**Objectif 1**
D'après l'extrait, quelle part des PME et ETI aurait subi au moins une tentative de fraude au cours des douze derniers mois selon Meelo ?
**Objectif 2**
Énumérez les familles de données que Meelo analyse selon l'extrait.
**Objectif 3**
Reproduisez fidèlement le passage de l'extrait qui commence aux mots « Face à ces évolutions, Natixis » et s'arrête après « réflexe de doute. ».

**Extrait source**
_ _ _ _ _ _ _
Face à ces évolutions, Natixis a choisi de cadrer très strictement l’usage de l’IA afin de limiter les fuites. Chaque solution IA, qu’elle soit interne ou intégrée à un SaaS, fait l’objet d’un examen juridique et conformité. La charte informatique a été adaptée pour encadrer ces usages, mais les grands principes de sécurité au sein du groupe sont resté les mêmes : contre-appels systématiques, refus de tout changement d’adresse mail ou d’IBAN sans validation indépendante, vigilance accrue sur les opérations exceptionnelles. « Les procédures existent, il faut les respecter plus que jamais », insiste Mathilde Placend, en montrant régulièrement à ses équipes combien il est facile de générer un deepfake pour ancrer ce réflexe de doute.

La contribution de Meelo illustre, côté fintech, la manière dont l’IA peut renforcer les contrôles d’entrée en relation. Philippe Gomes rappelle que l’entreprise est née d’une fraude à l’identité touchant le fils d’un des cofondateurs, qui s’est retrouvé avec un crédit à la consommation à son insu. Meelo a développé une solution SaaS qui combine IA, open data et open banking pour sécuriser l’onboarding client et lutter contre la fraude à l’identité, la fraude documentaire et le risque d’impayés. Selon cette fintech, 85 % des PME et ETI auraient subi au moins une tentative de fraude au cours des douze derniers mois, contre 60 % en 2020. Pour y répondre, Meelo analyse cinq familles de données – identité, IBAN, SIREN, email, téléphone – et fait ressortir près de 400 signaux, comme l’historique du domaine de messagerie, les comportements atypiques, l’évolution des bilans ou la cohérence entre IBAN et SIREN. L’outil contrôle également les extraits Kbis via QR code et détecte les incohérences d’identité ou de documents.
_ _ _ _ _ _ _
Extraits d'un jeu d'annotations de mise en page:
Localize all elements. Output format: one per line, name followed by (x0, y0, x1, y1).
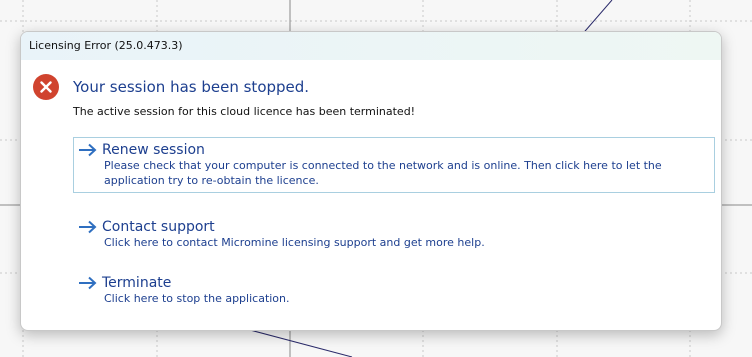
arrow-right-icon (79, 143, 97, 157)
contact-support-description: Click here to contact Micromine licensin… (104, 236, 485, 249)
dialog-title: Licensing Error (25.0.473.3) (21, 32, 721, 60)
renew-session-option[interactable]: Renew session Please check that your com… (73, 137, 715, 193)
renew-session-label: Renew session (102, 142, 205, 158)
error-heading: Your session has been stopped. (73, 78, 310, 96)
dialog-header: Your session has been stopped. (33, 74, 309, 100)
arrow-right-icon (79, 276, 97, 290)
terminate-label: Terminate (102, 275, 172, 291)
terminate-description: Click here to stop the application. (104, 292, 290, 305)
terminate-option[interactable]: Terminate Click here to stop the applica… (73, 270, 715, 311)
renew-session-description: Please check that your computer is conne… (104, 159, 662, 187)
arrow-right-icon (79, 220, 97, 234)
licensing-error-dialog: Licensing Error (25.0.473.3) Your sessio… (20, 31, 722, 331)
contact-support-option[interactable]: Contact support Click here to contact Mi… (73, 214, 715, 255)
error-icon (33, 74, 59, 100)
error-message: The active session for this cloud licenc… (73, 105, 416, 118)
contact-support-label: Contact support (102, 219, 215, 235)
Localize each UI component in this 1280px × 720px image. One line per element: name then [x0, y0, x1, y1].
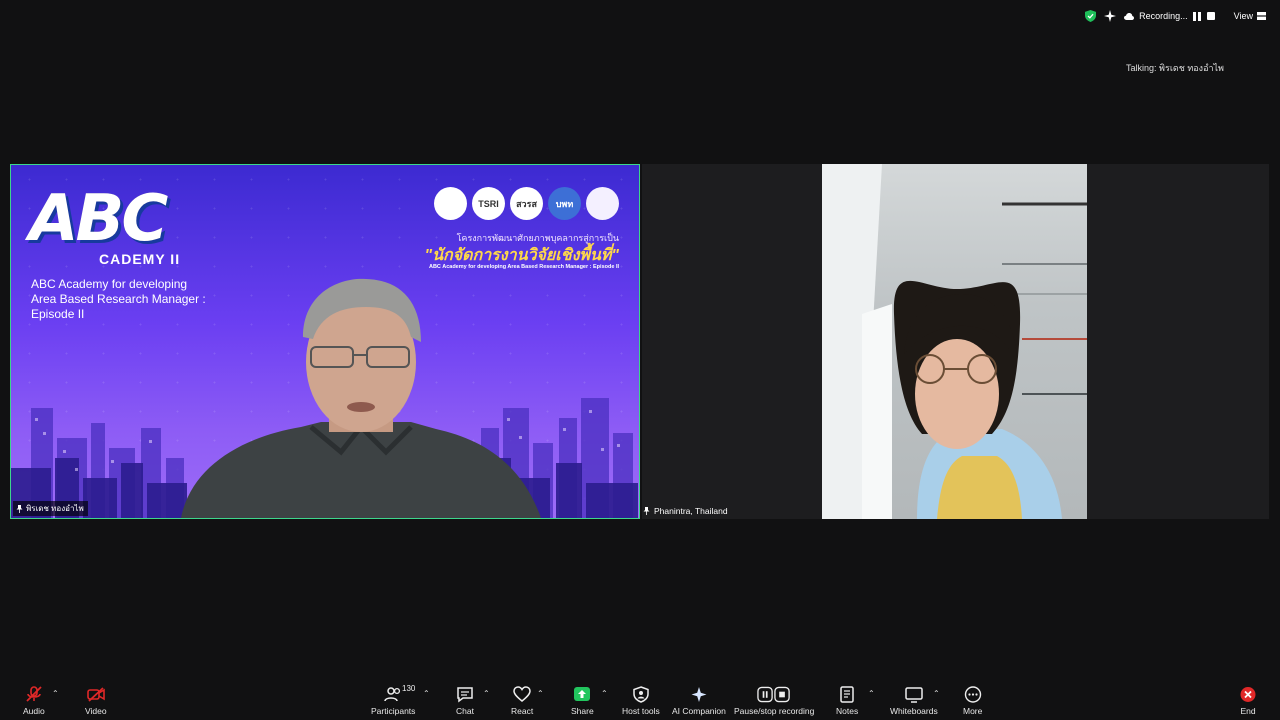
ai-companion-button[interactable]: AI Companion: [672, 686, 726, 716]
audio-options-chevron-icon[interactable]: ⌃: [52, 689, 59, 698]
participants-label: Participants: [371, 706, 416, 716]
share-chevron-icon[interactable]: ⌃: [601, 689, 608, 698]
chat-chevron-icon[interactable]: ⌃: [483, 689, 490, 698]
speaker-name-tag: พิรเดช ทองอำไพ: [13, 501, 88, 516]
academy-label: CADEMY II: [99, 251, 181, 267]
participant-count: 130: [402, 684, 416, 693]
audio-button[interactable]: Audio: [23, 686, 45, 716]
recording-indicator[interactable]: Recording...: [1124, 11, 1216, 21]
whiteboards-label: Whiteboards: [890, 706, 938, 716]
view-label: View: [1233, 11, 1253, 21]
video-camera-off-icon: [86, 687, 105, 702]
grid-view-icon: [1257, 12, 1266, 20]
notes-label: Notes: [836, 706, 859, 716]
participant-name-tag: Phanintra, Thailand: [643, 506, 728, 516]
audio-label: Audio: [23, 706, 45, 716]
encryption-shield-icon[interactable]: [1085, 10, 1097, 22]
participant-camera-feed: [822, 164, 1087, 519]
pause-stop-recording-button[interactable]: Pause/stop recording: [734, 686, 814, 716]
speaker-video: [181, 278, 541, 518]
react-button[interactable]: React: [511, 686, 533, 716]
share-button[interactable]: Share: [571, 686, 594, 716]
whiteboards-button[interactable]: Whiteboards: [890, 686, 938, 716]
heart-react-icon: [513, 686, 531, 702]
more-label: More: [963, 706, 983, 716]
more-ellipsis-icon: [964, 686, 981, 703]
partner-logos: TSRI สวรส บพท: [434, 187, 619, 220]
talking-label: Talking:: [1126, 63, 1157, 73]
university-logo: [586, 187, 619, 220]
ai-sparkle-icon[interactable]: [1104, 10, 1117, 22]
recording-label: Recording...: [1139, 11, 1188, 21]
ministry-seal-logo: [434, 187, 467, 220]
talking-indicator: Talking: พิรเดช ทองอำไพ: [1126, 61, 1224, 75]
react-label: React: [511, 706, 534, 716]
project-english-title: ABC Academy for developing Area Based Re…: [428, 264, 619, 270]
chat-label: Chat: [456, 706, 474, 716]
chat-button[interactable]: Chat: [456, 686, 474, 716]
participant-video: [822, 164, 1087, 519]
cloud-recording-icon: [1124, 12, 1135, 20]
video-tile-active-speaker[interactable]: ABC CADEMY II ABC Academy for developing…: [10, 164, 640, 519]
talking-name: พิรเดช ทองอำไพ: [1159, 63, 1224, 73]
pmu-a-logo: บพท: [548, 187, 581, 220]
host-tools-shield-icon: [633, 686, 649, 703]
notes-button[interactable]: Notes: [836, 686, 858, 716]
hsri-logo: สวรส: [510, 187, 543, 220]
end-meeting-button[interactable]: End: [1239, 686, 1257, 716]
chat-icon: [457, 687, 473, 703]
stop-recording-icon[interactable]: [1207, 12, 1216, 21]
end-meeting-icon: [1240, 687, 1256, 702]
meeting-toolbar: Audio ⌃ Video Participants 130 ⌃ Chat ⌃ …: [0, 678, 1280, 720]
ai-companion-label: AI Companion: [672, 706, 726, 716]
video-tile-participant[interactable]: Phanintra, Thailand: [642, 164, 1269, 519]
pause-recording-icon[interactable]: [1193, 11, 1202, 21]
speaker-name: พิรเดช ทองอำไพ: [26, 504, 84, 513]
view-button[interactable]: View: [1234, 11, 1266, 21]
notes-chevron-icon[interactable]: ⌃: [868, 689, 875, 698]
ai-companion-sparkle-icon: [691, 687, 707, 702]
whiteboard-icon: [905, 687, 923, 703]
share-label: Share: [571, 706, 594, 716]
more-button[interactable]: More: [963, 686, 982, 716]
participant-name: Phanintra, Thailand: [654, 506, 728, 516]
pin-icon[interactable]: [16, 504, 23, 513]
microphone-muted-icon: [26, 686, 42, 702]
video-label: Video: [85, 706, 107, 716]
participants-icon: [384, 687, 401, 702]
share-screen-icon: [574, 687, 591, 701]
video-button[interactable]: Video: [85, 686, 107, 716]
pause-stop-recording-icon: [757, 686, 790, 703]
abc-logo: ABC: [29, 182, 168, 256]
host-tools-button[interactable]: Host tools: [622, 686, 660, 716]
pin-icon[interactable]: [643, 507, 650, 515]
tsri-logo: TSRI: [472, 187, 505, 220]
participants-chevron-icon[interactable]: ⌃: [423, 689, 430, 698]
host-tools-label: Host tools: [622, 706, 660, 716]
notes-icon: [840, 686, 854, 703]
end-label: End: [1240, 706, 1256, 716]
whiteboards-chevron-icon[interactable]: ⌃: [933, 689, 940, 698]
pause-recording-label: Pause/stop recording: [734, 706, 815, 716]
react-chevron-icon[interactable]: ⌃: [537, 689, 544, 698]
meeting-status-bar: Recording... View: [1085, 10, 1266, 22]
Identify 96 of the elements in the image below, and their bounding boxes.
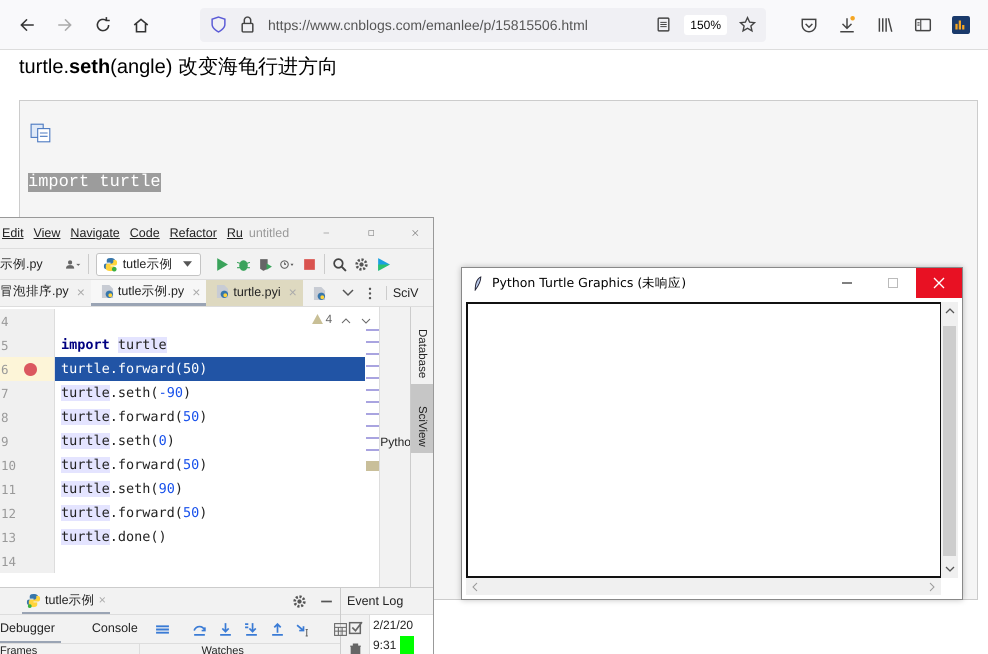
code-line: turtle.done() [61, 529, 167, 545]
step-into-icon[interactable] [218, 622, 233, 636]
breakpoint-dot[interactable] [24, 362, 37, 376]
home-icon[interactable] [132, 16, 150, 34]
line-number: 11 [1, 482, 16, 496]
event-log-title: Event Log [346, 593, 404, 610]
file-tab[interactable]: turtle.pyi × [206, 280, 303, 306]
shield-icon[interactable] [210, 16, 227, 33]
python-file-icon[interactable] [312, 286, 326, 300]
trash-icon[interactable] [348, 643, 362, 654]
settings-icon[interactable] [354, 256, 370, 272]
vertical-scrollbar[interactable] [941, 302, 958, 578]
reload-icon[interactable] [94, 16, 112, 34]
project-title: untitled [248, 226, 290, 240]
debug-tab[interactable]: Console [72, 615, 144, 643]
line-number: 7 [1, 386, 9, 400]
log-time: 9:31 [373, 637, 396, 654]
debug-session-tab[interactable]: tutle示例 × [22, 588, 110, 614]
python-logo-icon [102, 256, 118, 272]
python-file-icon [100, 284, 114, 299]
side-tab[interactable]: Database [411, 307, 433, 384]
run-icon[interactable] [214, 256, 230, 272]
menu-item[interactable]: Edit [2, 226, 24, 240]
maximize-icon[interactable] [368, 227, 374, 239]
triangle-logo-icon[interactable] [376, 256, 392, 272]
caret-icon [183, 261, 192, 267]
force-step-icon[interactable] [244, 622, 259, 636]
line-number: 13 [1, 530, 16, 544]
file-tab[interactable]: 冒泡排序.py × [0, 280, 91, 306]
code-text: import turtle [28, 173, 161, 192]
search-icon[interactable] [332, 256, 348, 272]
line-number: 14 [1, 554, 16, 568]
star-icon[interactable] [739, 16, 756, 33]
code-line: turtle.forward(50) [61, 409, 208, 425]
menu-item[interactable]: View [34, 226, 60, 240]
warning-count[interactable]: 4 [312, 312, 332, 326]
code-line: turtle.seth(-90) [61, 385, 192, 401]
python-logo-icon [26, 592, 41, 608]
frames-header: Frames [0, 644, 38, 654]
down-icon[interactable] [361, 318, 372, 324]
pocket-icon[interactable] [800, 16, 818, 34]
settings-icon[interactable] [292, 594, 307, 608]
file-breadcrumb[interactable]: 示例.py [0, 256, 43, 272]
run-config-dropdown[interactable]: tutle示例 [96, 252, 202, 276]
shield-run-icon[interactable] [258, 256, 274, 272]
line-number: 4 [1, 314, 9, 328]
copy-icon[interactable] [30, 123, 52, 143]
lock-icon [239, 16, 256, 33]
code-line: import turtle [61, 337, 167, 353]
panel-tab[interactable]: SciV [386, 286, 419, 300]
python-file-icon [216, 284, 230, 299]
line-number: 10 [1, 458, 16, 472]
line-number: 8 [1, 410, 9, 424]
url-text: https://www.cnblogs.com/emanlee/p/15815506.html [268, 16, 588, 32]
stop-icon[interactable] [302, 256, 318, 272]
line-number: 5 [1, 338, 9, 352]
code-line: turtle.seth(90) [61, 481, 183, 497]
_ _ _ _ _ _ _
**Résultat de la tâche 1**
85 %, contre 60 % en 2020.

**Résultat de la tâche 2**
Identité, IBAN, SIREN, email, téléphone.

**Résultat de la tâche 3**
Face à ces évolutions, Natixis a choisi de cadrer très strictement l’usage de l’IA afin de limiter les fuites. Chaque solution IA, qu’elle soit interne ou intégrée à un SaaS, fait l’objet d’un examen juridique et conformité. La charte informatique a été adaptée pour encadrer ces usages, mais les grands principes de sécurité au sein du groupe sont resté les mêmes : contre-appels systématiques, refus de tout changement d’adresse mail ou d’IBAN sans validation indépendante, vigilance accrue sur les opérations exceptionnelles. « Les procédures existent, il faut les respecter plus que jamais », insiste Mathilde Placend, en montrant régulièrement à ses équipes combien il est facile de générer un deepfake pour ancrer ce réflexe de doute.